WRITTEN INSTRUCTION:
Below are the records; copy each line in them that holds the word "icon".

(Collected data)
[Begin]

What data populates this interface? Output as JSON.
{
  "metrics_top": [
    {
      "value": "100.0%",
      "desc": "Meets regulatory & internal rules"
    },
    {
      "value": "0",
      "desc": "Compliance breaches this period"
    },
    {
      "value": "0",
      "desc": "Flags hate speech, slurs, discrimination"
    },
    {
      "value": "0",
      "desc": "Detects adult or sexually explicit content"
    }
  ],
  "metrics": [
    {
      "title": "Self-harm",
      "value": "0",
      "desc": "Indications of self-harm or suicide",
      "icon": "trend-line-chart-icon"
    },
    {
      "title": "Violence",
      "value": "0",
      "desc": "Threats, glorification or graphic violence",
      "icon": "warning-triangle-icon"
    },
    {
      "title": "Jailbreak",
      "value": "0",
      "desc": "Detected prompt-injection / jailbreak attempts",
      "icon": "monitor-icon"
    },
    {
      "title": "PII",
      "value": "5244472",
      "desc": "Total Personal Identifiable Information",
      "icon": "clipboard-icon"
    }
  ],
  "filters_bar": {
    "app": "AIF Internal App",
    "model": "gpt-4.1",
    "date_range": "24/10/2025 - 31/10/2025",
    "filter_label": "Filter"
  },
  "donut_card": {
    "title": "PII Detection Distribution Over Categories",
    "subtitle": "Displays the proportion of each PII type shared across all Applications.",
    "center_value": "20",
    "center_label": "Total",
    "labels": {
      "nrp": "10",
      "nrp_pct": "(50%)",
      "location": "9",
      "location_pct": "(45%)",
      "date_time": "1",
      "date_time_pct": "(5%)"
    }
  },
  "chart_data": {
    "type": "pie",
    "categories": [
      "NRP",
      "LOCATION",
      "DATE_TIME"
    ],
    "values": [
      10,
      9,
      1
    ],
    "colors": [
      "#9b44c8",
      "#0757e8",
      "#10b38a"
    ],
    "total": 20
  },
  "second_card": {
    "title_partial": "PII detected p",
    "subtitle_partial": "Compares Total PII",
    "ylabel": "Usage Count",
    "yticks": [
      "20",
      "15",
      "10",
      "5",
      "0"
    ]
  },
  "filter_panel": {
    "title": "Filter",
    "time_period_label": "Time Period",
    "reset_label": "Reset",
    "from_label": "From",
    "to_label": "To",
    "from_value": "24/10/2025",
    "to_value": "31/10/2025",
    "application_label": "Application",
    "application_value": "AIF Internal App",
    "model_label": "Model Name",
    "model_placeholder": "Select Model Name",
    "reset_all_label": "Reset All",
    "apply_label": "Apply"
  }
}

[End]

WRITTEN SOLUTION:
      "icon": "trend-line-chart-icon"
      "icon": "warning-triangle-icon"
      "icon": "monitor-icon"
      "icon": "clipboard-icon"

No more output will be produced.